**What you are asked to do**.
Copy out the listing in full, exactly as written, but not its pictures.

**Extracted records**.
+++

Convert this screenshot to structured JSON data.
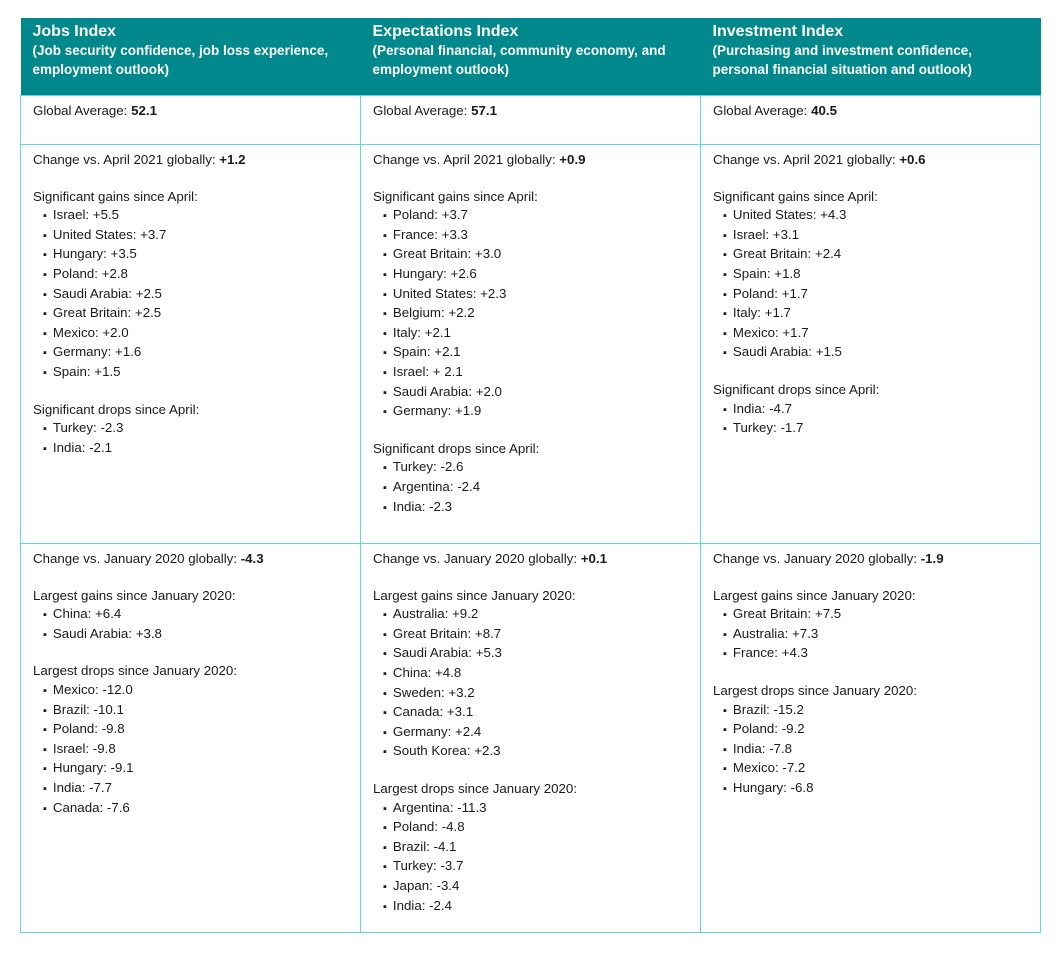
{
  "columns": [
    {
      "title": "Jobs Index",
      "subtitle": "(Job security confidence, job loss experience, employment outlook)",
      "global_label": "Global Average: ",
      "global_value": "52.1",
      "april_label": "Change vs. April 2021 globally: ",
      "april_value": "+1.2",
      "april_gains_label": "Significant gains since April:",
      "april_gains": [
        "Israel: +5.5",
        "United States: +3.7",
        "Hungary: +3.5",
        "Poland: +2.8",
        "Saudi Arabia: +2.5",
        "Great Britain: +2.5",
        "Mexico: +2.0",
        "Germany: +1.6",
        "Spain: +1.5"
      ],
      "april_drops_label": "Significant drops since April:",
      "april_drops": [
        "Turkey: -2.3",
        "India: -2.1"
      ],
      "jan_label": "Change vs. January 2020 globally: ",
      "jan_value": "-4.3",
      "jan_gains_label": "Largest gains since January 2020:",
      "jan_gains": [
        "China: +6.4",
        "Saudi Arabia: +3.8"
      ],
      "jan_drops_label": "Largest drops since January 2020:",
      "jan_drops": [
        "Mexico: -12.0",
        "Brazil: -10.1",
        "Poland: -9.8",
        "Israel: -9.8",
        "Hungary: -9.1",
        "India: -7.7",
        "Canada: -7.6"
      ]
    },
    {
      "title": "Expectations Index",
      "subtitle": "(Personal financial, community economy, and employment outlook)",
      "global_label": "Global Average: ",
      "global_value": "57.1",
      "april_label": "Change vs. April 2021 globally: ",
      "april_value": "+0.9",
      "april_gains_label": "Significant gains since April:",
      "april_gains": [
        "Poland: +3.7",
        "France: +3.3",
        "Great Britain: +3.0",
        "Hungary: +2.6",
        "United States: +2.3",
        "Belgium: +2.2",
        "Italy: +2.1",
        "Spain: +2.1",
        "Israel: + 2.1",
        "Saudi Arabia: +2.0",
        "Germany: +1.9"
      ],
      "april_drops_label": "Significant drops since April:",
      "april_drops": [
        "Turkey: -2.6",
        "Argentina: -2.4",
        "India: -2.3"
      ],
      "jan_label": "Change vs. January 2020 globally: ",
      "jan_value": "+0.1",
      "jan_gains_label": "Largest gains since January 2020:",
      "jan_gains": [
        "Australia: +9.2",
        "Great Britain: +8.7",
        "Saudi Arabia: +5.3",
        "China: +4.8",
        "Sweden: +3.2",
        "Canada: +3.1",
        "Germany: +2.4",
        "South Korea: +2.3"
      ],
      "jan_drops_label": "Largest drops since January 2020:",
      "jan_drops": [
        "Argentina: -11.3",
        "Poland: -4.8",
        "Brazil: -4.1",
        "Turkey: -3.7",
        "Japan: -3.4",
        "India: -2.4"
      ]
    },
    {
      "title": "Investment Index",
      "subtitle": "(Purchasing and investment confidence, personal financial situation and outlook)",
      "global_label": "Global Average: ",
      "global_value": "40.5",
      "april_label": "Change vs. April 2021 globally: ",
      "april_value": "+0.6",
      "april_gains_label": "Significant gains since April:",
      "april_gains": [
        "United States: +4.3",
        "Israel: +3.1",
        "Great Britain: +2.4",
        "Spain: +1.8",
        "Poland: +1.7",
        "Italy: +1.7",
        "Mexico: +1.7",
        "Saudi Arabia: +1.5"
      ],
      "april_drops_label": "Significant drops since April:",
      "april_drops": [
        "India: -4.7",
        "Turkey: -1.7"
      ],
      "jan_label": "Change vs. January 2020 globally: ",
      "jan_value": "-1.9",
      "jan_gains_label": "Largest gains since January 2020:",
      "jan_gains": [
        "Great Britain: +7.5",
        "Australia: +7.3",
        "France: +4.3"
      ],
      "jan_drops_label": "Largest drops since January 2020:",
      "jan_drops": [
        "Brazil: -15.2",
        "Poland: -9.2",
        "India: -7.8",
        "Mexico: -7.2",
        "Hungary: -6.8"
      ]
    }
  ],
  "colors": {
    "header_bg": "#00888c",
    "border": "#5fd6de"
  }
}
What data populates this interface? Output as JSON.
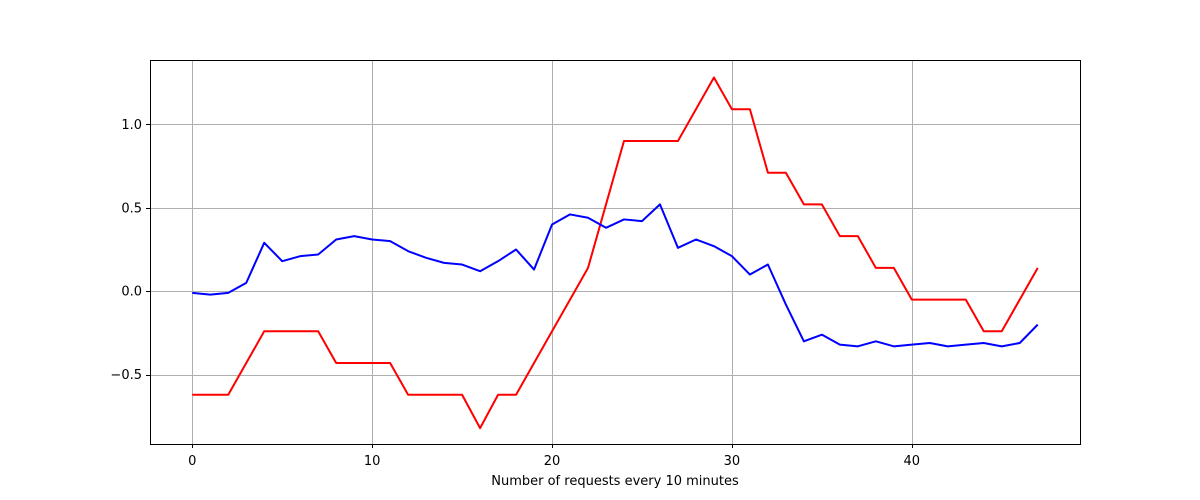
{
  "chart_data": {
    "type": "line",
    "title": "",
    "xlabel": "Number of requests every 10 minutes",
    "ylabel": "",
    "xlim": [
      -2.35,
      49.35
    ],
    "ylim": [
      -0.915,
      1.385
    ],
    "grid": true,
    "legend": "none",
    "x_ticks": [
      0,
      10,
      20,
      30,
      40
    ],
    "x_tick_labels": [
      "0",
      "10",
      "20",
      "30",
      "40"
    ],
    "y_ticks": [
      -0.5,
      0.0,
      0.5,
      1.0
    ],
    "y_tick_labels": [
      "−0.5",
      "0.0",
      "0.5",
      "1.0"
    ],
    "x": [
      0,
      1,
      2,
      3,
      4,
      5,
      6,
      7,
      8,
      9,
      10,
      11,
      12,
      13,
      14,
      15,
      16,
      17,
      18,
      19,
      20,
      21,
      22,
      23,
      24,
      25,
      26,
      27,
      28,
      29,
      30,
      31,
      32,
      33,
      34,
      35,
      36,
      37,
      38,
      39,
      40,
      41,
      42,
      43,
      44,
      45,
      46,
      47
    ],
    "series": [
      {
        "color": "#ff0000",
        "values": [
          -0.62,
          -0.62,
          -0.62,
          -0.43,
          -0.24,
          -0.24,
          -0.24,
          -0.24,
          -0.43,
          -0.43,
          -0.43,
          -0.43,
          -0.62,
          -0.62,
          -0.62,
          -0.62,
          -0.82,
          -0.62,
          -0.62,
          -0.43,
          -0.24,
          -0.05,
          0.14,
          0.52,
          0.9,
          0.9,
          0.9,
          0.9,
          1.09,
          1.28,
          1.09,
          1.09,
          0.71,
          0.71,
          0.52,
          0.52,
          0.33,
          0.33,
          0.14,
          0.14,
          -0.05,
          -0.05,
          -0.05,
          -0.05,
          -0.24,
          -0.24,
          -0.05,
          0.14
        ]
      },
      {
        "color": "#0000ff",
        "values": [
          -0.01,
          -0.02,
          -0.01,
          0.05,
          0.29,
          0.18,
          0.21,
          0.22,
          0.31,
          0.33,
          0.31,
          0.3,
          0.24,
          0.2,
          0.17,
          0.16,
          0.12,
          0.18,
          0.25,
          0.13,
          0.4,
          0.46,
          0.44,
          0.38,
          0.43,
          0.42,
          0.52,
          0.26,
          0.31,
          0.27,
          0.21,
          0.1,
          0.16,
          -0.08,
          -0.3,
          -0.26,
          -0.32,
          -0.33,
          -0.3,
          -0.33,
          -0.32,
          -0.31,
          -0.33,
          -0.32,
          -0.31,
          -0.33,
          -0.31,
          -0.2
        ]
      }
    ]
  }
}
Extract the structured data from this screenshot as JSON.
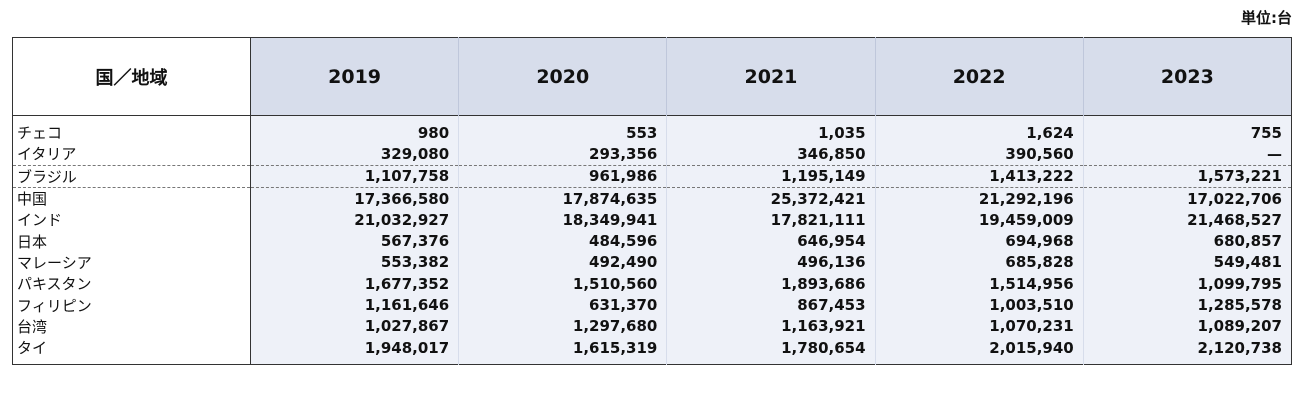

+++

**Exercise solution**.
Convert this screenshot to structured JSON data.
{
  "columns": [
    {
      "title": "Jobs Index",
      "subtitle": "(Job security confidence, job loss experience, employment outlook)",
      "global_label": "Global Average: ",
      "global_value": "52.1",
      "april_label": "Change vs. April 2021 globally: ",
      "april_value": "+1.2",
      "april_gains_label": "Significant gains since April:",
      "april_gains": [
        "Israel: +5.5",
        "United States: +3.7",
        "Hungary: +3.5",
        "Poland: +2.8",
        "Saudi Arabia: +2.5",
        "Great Britain: +2.5",
        "Mexico: +2.0",
        "Germany: +1.6",
        "Spain: +1.5"
      ],
      "april_drops_label": "Significant drops since April:",
      "april_drops": [
        "Turkey: -2.3",
        "India: -2.1"
      ],
      "jan_label": "Change vs. January 2020 globally: ",
      "jan_value": "-4.3",
      "jan_gains_label": "Largest gains since January 2020:",
      "jan_gains": [
        "China: +6.4",
        "Saudi Arabia: +3.8"
      ],
      "jan_drops_label": "Largest drops since January 2020:",
      "jan_drops": [
        "Mexico: -12.0",
        "Brazil: -10.1",
        "Poland: -9.8",
        "Israel: -9.8",
        "Hungary: -9.1",
        "India: -7.7",
        "Canada: -7.6"
      ]
    },
    {
      "title": "Expectations Index",
      "subtitle": "(Personal financial, community economy, and employment outlook)",
      "global_label": "Global Average: ",
      "global_value": "57.1",
      "april_label": "Change vs. April 2021 globally: ",
      "april_value": "+0.9",
      "april_gains_label": "Significant gains since April:",
      "april_gains": [
        "Poland: +3.7",
        "France: +3.3",
        "Great Britain: +3.0",
        "Hungary: +2.6",
        "United States: +2.3",
        "Belgium: +2.2",
        "Italy: +2.1",
        "Spain: +2.1",
        "Israel: + 2.1",
        "Saudi Arabia: +2.0",
        "Germany: +1.9"
      ],
      "april_drops_label": "Significant drops since April:",
      "april_drops": [
        "Turkey: -2.6",
        "Argentina: -2.4",
        "India: -2.3"
      ],
      "jan_label": "Change vs. January 2020 globally: ",
      "jan_value": "+0.1",
      "jan_gains_label": "Largest gains since January 2020:",
      "jan_gains": [
        "Australia: +9.2",
        "Great Britain: +8.7",
        "Saudi Arabia: +5.3",
        "China: +4.8",
        "Sweden: +3.2",
        "Canada: +3.1",
        "Germany: +2.4",
        "South Korea: +2.3"
      ],
      "jan_drops_label": "Largest drops since January 2020:",
      "jan_drops": [
        "Argentina: -11.3",
        "Poland: -4.8",
        "Brazil: -4.1",
        "Turkey: -3.7",
        "Japan: -3.4",
        "India: -2.4"
      ]
    },
    {
      "title": "Investment Index",
      "subtitle": "(Purchasing and investment confidence, personal financial situation and outlook)",
      "global_label": "Global Average: ",
      "global_value": "40.5",
      "april_label": "Change vs. April 2021 globally: ",
      "april_value": "+0.6",
      "april_gains_label": "Significant gains since April:",
      "april_gains": [
        "United States: +4.3",
        "Israel: +3.1",
        "Great Britain: +2.4",
        "Spain: +1.8",
        "Poland: +1.7",
        "Italy: +1.7",
        "Mexico: +1.7",
        "Saudi Arabia: +1.5"
      ],
      "april_drops_label": "Significant drops since April:",
      "april_drops": [
        "India: -4.7",
        "Turkey: -1.7"
      ],
      "jan_label": "Change vs. January 2020 globally: ",
      "jan_value": "-1.9",
      "jan_gains_label": "Largest gains since January 2020:",
      "jan_gains": [
        "Great Britain: +7.5",
        "Australia: +7.3",
        "France: +4.3"
      ],
      "jan_drops_label": "Largest drops since January 2020:",
      "jan_drops": [
        "Brazil: -15.2",
        "Poland: -9.2",
        "India: -7.8",
        "Mexico: -7.2",
        "Hungary: -6.8"
      ]
    }
  ],
  "colors": {
    "header_bg": "#00888c",
    "border": "#5fd6de"
  }
}
What data populates this interface? Output as JSON.
{
  "chart_data": {
    "type": "line",
    "title": "",
    "xlabel": "Number of requests every 10 minutes",
    "ylabel": "",
    "xlim": [
      -2.35,
      49.35
    ],
    "ylim": [
      -0.915,
      1.385
    ],
    "grid": true,
    "legend": "none",
    "x_ticks": [
      0,
      10,
      20,
      30,
      40
    ],
    "x_tick_labels": [
      "0",
      "10",
      "20",
      "30",
      "40"
    ],
    "y_ticks": [
      -0.5,
      0.0,
      0.5,
      1.0
    ],
    "y_tick_labels": [
      "−0.5",
      "0.0",
      "0.5",
      "1.0"
    ],
    "x": [
      0,
      1,
      2,
      3,
      4,
      5,
      6,
      7,
      8,
      9,
      10,
      11,
      12,
      13,
      14,
      15,
      16,
      17,
      18,
      19,
      20,
      21,
      22,
      23,
      24,
      25,
      26,
      27,
      28,
      29,
      30,
      31,
      32,
      33,
      34,
      35,
      36,
      37,
      38,
      39,
      40,
      41,
      42,
      43,
      44,
      45,
      46,
      47
    ],
    "series": [
      {
        "color": "#ff0000",
        "values": [
          -0.62,
          -0.62,
          -0.62,
          -0.43,
          -0.24,
          -0.24,
          -0.24,
          -0.24,
          -0.43,
          -0.43,
          -0.43,
          -0.43,
          -0.62,
          -0.62,
          -0.62,
          -0.62,
          -0.82,
          -0.62,
          -0.62,
          -0.43,
          -0.24,
          -0.05,
          0.14,
          0.52,
          0.9,
          0.9,
          0.9,
          0.9,
          1.09,
          1.28,
          1.09,
          1.09,
          0.71,
          0.71,
          0.52,
          0.52,
          0.33,
          0.33,
          0.14,
          0.14,
          -0.05,
          -0.05,
          -0.05,
          -0.05,
          -0.24,
          -0.24,
          -0.05,
          0.14
        ]
      },
      {
        "color": "#0000ff",
        "values": [
          -0.01,
          -0.02,
          -0.01,
          0.05,
          0.29,
          0.18,
          0.21,
          0.22,
          0.31,
          0.33,
          0.31,
          0.3,
          0.24,
          0.2,
          0.17,
          0.16,
          0.12,
          0.18,
          0.25,
          0.13,
          0.4,
          0.46,
          0.44,
          0.38,
          0.43,
          0.42,
          0.52,
          0.26,
          0.31,
          0.27,
          0.21,
          0.1,
          0.16,
          -0.08,
          -0.3,
          -0.26,
          -0.32,
          -0.33,
          -0.3,
          -0.33,
          -0.32,
          -0.31,
          -0.33,
          -0.32,
          -0.31,
          -0.33,
          -0.31,
          -0.2
        ]
      }
    ]
  }
}
Extract the structured data from this screenshot as JSON.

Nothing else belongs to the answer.